[WHAT IS REQUIRED]: Return the records that follow unaltered. Omit every picture.

[RECORDS SHOWN]:
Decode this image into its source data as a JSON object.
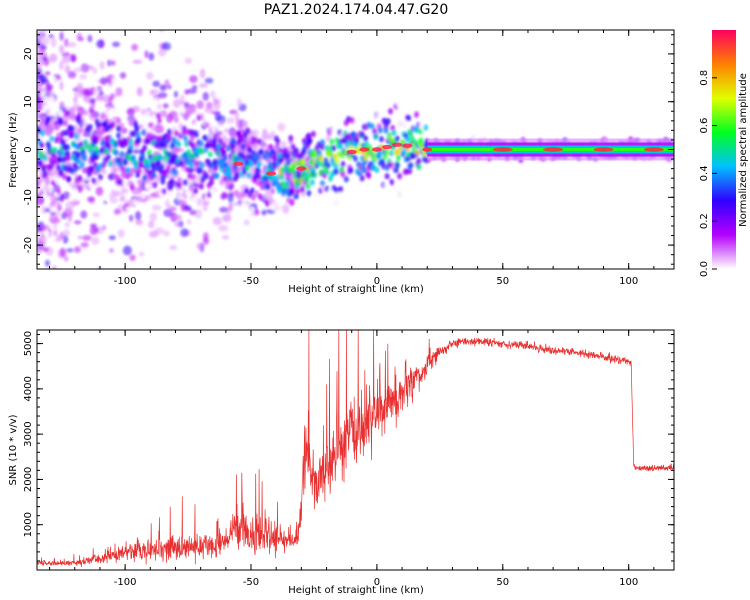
{
  "figure": {
    "title": "PAZ1.2024.174.04.47.G20"
  },
  "chart_data": [
    {
      "type": "heatmap",
      "xlabel": "Height of straight line (km)",
      "ylabel": "Frequency (Hz)",
      "xlim": [
        -135,
        118
      ],
      "ylim": [
        -25,
        25
      ],
      "xticks": [
        -100,
        -50,
        0,
        50,
        100
      ],
      "yticks": [
        -20,
        -10,
        0,
        10,
        20
      ],
      "grid": false,
      "description_points": {
        "ridge_x": [
          -135,
          -115,
          -100,
          -85,
          -70,
          -60,
          -50,
          -40,
          -35,
          -28,
          -20,
          -10,
          0,
          10,
          20,
          40,
          60,
          80,
          100,
          118
        ],
        "ridge_y": [
          0,
          0,
          -1,
          -1,
          -1.5,
          -2.5,
          -3,
          -4.5,
          -5.5,
          -4,
          -2,
          -0.5,
          0,
          0.5,
          0,
          0,
          0,
          0,
          0,
          0
        ]
      },
      "colorbar": {
        "label": "Normalized spectral amplitude",
        "range": [
          0,
          1
        ],
        "ticks": [
          0.0,
          0.2,
          0.4,
          0.6,
          0.8
        ],
        "tick_labels": [
          "0.0",
          "0.2",
          "0.4",
          "0.6",
          "0.8"
        ],
        "colors": [
          "#ffffff",
          "#b400ff",
          "#3000ff",
          "#00c0ff",
          "#00ff20",
          "#e0ff00",
          "#ff8000",
          "#ff0060"
        ]
      }
    },
    {
      "type": "line",
      "xlabel": "Height of straight line (km)",
      "ylabel": "SNR (10 * v/v)",
      "xlim": [
        -135,
        118
      ],
      "ylim": [
        0,
        5300
      ],
      "xticks": [
        -100,
        -50,
        0,
        50,
        100
      ],
      "yticks": [
        1000,
        2000,
        3000,
        4000,
        5000
      ],
      "color": "#e83030",
      "envelope": {
        "x": [
          -135,
          -120,
          -110,
          -100,
          -90,
          -80,
          -70,
          -60,
          -56,
          -50,
          -40,
          -32,
          -30,
          -29,
          -27,
          -25,
          -20,
          -15,
          -10,
          -5,
          0,
          5,
          10,
          15,
          20,
          25,
          30,
          35,
          40,
          50,
          60,
          70,
          80,
          90,
          95,
          100,
          101,
          102,
          104,
          110,
          118
        ],
        "mean": [
          150,
          150,
          250,
          400,
          450,
          500,
          500,
          600,
          1000,
          800,
          700,
          650,
          1200,
          2600,
          2500,
          1800,
          2200,
          2700,
          3000,
          3200,
          3400,
          3700,
          3900,
          4200,
          4500,
          4800,
          5000,
          5050,
          5050,
          5000,
          4950,
          4850,
          4800,
          4700,
          4650,
          4600,
          4600,
          2300,
          2250,
          2250,
          2250
        ],
        "spread": [
          60,
          60,
          150,
          250,
          250,
          300,
          300,
          300,
          450,
          500,
          350,
          300,
          500,
          900,
          800,
          700,
          700,
          800,
          900,
          800,
          800,
          600,
          600,
          400,
          300,
          150,
          120,
          100,
          100,
          100,
          100,
          100,
          100,
          100,
          100,
          100,
          100,
          80,
          80,
          80,
          80
        ]
      }
    }
  ]
}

[WRITTEN ANSWER]:
Decode this image into its source data as a JSON object.
{
  "figure": {
    "title": "PAZ1.2024.174.04.47.G20"
  },
  "chart_data": [
    {
      "type": "heatmap",
      "xlabel": "Height of straight line (km)",
      "ylabel": "Frequency (Hz)",
      "xlim": [
        -135,
        118
      ],
      "ylim": [
        -25,
        25
      ],
      "xticks": [
        -100,
        -50,
        0,
        50,
        100
      ],
      "yticks": [
        -20,
        -10,
        0,
        10,
        20
      ],
      "grid": false,
      "description_points": {
        "ridge_x": [
          -135,
          -115,
          -100,
          -85,
          -70,
          -60,
          -50,
          -40,
          -35,
          -28,
          -20,
          -10,
          0,
          10,
          20,
          40,
          60,
          80,
          100,
          118
        ],
        "ridge_y": [
          0,
          0,
          -1,
          -1,
          -1.5,
          -2.5,
          -3,
          -4.5,
          -5.5,
          -4,
          -2,
          -0.5,
          0,
          0.5,
          0,
          0,
          0,
          0,
          0,
          0
        ]
      },
      "colorbar": {
        "label": "Normalized spectral amplitude",
        "range": [
          0,
          1
        ],
        "ticks": [
          0.0,
          0.2,
          0.4,
          0.6,
          0.8
        ],
        "tick_labels": [
          "0.0",
          "0.2",
          "0.4",
          "0.6",
          "0.8"
        ],
        "colors": [
          "#ffffff",
          "#b400ff",
          "#3000ff",
          "#00c0ff",
          "#00ff20",
          "#e0ff00",
          "#ff8000",
          "#ff0060"
        ]
      }
    },
    {
      "type": "line",
      "xlabel": "Height of straight line (km)",
      "ylabel": "SNR (10 * v/v)",
      "xlim": [
        -135,
        118
      ],
      "ylim": [
        0,
        5300
      ],
      "xticks": [
        -100,
        -50,
        0,
        50,
        100
      ],
      "yticks": [
        1000,
        2000,
        3000,
        4000,
        5000
      ],
      "color": "#e83030",
      "envelope": {
        "x": [
          -135,
          -120,
          -110,
          -100,
          -90,
          -80,
          -70,
          -60,
          -56,
          -50,
          -40,
          -32,
          -30,
          -29,
          -27,
          -25,
          -20,
          -15,
          -10,
          -5,
          0,
          5,
          10,
          15,
          20,
          25,
          30,
          35,
          40,
          50,
          60,
          70,
          80,
          90,
          95,
          100,
          101,
          102,
          104,
          110,
          118
        ],
        "mean": [
          150,
          150,
          250,
          400,
          450,
          500,
          500,
          600,
          1000,
          800,
          700,
          650,
          1200,
          2600,
          2500,
          1800,
          2200,
          2700,
          3000,
          3200,
          3400,
          3700,
          3900,
          4200,
          4500,
          4800,
          5000,
          5050,
          5050,
          5000,
          4950,
          4850,
          4800,
          4700,
          4650,
          4600,
          4600,
          2300,
          2250,
          2250,
          2250
        ],
        "spread": [
          60,
          60,
          150,
          250,
          250,
          300,
          300,
          300,
          450,
          500,
          350,
          300,
          500,
          900,
          800,
          700,
          700,
          800,
          900,
          800,
          800,
          600,
          600,
          400,
          300,
          150,
          120,
          100,
          100,
          100,
          100,
          100,
          100,
          100,
          100,
          100,
          100,
          80,
          80,
          80,
          80
        ]
      }
    }
  ]
}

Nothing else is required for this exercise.